Locate the lines of the listing below that hold "pressing", then copy each of them.

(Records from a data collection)
▬▬▬

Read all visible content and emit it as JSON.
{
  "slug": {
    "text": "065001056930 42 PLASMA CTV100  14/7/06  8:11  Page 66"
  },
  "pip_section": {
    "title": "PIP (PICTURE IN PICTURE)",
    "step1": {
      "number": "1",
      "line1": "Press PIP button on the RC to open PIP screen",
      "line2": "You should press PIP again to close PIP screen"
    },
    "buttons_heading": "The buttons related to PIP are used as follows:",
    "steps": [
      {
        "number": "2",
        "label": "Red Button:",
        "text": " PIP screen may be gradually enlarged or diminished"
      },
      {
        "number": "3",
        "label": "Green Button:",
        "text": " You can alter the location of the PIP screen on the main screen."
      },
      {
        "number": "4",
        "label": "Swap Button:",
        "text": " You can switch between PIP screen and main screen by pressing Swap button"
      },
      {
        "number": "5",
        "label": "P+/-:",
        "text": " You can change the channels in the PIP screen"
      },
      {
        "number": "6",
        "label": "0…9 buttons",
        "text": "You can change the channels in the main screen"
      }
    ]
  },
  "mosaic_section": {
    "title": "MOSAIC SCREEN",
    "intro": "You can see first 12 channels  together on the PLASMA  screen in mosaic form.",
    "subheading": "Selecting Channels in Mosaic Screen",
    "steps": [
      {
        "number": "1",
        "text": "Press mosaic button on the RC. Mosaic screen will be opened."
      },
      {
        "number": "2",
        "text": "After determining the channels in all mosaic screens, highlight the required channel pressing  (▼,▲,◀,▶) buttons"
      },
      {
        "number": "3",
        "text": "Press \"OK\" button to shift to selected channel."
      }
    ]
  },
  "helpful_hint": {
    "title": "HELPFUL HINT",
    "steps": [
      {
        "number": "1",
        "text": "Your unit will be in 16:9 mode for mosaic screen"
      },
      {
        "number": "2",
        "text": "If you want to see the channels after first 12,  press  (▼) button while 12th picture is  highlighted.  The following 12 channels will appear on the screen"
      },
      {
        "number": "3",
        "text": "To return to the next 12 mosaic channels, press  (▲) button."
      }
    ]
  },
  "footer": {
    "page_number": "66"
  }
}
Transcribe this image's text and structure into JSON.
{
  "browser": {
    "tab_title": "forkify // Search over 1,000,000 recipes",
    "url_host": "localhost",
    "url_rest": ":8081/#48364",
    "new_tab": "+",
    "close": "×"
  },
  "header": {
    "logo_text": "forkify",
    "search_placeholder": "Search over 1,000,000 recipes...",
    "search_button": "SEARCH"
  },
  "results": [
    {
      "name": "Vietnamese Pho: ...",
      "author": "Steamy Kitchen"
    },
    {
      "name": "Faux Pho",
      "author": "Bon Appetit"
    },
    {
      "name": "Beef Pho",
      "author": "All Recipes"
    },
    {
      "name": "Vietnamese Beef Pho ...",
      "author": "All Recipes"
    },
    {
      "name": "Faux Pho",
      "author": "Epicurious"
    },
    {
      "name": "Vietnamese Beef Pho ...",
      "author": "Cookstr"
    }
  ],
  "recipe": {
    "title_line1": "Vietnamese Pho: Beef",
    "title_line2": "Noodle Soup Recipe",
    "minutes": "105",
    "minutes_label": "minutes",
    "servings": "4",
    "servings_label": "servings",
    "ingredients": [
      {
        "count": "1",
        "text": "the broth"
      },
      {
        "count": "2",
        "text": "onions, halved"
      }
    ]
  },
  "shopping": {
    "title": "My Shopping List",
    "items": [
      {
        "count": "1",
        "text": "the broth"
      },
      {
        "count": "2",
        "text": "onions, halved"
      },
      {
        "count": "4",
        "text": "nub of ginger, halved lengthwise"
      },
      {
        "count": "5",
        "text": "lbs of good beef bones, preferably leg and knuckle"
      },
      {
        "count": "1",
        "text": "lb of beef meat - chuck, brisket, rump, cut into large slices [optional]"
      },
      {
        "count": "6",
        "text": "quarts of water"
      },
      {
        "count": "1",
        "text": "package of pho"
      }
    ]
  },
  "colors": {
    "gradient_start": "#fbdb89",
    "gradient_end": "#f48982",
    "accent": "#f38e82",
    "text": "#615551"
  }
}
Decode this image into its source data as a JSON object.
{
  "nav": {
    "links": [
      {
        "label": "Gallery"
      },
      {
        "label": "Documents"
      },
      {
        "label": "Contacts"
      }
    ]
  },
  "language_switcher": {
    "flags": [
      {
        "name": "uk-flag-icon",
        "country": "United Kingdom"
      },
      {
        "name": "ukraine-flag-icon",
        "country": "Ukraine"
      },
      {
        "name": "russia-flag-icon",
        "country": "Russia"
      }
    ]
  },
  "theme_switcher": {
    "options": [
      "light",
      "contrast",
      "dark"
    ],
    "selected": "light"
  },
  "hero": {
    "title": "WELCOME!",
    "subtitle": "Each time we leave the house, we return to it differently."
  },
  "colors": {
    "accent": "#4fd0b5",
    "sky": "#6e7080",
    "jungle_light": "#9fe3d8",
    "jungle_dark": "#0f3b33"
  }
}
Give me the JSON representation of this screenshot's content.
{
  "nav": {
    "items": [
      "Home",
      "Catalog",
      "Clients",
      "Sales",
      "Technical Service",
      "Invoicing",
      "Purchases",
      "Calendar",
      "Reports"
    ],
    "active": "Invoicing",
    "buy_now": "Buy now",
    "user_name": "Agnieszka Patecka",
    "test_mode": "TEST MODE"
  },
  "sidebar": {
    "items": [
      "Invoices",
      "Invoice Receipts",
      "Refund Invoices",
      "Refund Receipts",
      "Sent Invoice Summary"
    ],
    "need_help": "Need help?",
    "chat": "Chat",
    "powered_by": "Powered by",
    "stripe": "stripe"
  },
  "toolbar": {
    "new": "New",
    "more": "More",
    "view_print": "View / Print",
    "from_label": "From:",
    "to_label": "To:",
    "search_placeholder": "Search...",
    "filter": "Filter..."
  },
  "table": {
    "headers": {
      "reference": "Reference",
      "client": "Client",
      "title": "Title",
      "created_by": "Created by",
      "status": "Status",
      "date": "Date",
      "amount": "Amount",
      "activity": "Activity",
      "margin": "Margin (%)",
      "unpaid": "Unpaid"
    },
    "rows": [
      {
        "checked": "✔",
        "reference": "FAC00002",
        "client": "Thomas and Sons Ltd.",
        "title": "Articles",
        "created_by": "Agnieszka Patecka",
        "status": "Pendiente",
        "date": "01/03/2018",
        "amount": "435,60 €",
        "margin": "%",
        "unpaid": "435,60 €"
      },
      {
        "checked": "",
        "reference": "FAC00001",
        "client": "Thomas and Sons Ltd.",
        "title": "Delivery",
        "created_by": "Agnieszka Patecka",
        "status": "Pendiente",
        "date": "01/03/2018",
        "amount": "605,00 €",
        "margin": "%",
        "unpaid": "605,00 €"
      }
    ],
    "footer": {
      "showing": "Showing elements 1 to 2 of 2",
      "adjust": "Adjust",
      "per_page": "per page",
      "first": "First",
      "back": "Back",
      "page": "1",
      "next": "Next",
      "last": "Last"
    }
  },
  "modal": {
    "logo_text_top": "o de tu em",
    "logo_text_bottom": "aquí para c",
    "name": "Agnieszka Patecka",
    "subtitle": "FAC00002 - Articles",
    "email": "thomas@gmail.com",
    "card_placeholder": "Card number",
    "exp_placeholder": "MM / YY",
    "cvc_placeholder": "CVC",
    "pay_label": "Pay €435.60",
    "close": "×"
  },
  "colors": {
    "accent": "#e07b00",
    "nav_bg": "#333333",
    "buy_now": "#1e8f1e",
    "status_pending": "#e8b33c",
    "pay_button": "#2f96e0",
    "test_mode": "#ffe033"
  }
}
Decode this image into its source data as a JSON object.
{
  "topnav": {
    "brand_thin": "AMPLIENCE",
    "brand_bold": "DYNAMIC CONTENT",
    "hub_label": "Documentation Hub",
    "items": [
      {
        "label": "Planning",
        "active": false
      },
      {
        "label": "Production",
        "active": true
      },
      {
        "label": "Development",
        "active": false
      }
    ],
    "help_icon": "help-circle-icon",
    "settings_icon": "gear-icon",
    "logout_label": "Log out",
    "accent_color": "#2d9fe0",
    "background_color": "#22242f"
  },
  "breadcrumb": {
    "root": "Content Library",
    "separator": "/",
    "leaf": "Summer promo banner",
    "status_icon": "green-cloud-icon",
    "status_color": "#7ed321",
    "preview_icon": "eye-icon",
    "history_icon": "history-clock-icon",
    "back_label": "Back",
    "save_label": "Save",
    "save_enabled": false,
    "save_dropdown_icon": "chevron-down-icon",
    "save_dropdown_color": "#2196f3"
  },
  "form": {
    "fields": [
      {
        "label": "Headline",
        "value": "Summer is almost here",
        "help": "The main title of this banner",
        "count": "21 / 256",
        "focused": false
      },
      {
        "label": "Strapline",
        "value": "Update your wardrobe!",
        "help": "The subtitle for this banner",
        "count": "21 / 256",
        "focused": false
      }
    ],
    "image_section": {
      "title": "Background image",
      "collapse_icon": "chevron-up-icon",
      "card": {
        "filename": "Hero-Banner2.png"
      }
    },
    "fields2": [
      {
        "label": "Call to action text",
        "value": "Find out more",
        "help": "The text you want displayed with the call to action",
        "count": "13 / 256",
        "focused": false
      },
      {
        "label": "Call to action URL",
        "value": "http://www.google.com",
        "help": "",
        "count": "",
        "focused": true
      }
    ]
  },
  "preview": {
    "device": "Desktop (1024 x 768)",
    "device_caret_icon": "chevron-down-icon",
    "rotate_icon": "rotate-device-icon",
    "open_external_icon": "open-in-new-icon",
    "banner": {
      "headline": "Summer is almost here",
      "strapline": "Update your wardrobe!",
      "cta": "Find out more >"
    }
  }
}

▬▬▬

THE OUTPUT:
        "text": " You can switch between PIP screen and main screen by pressing Swap button"
        "text": "After determining the channels in all mosaic screens, highlight the required channel pressing  (▼,▲,◀,▶) buttons"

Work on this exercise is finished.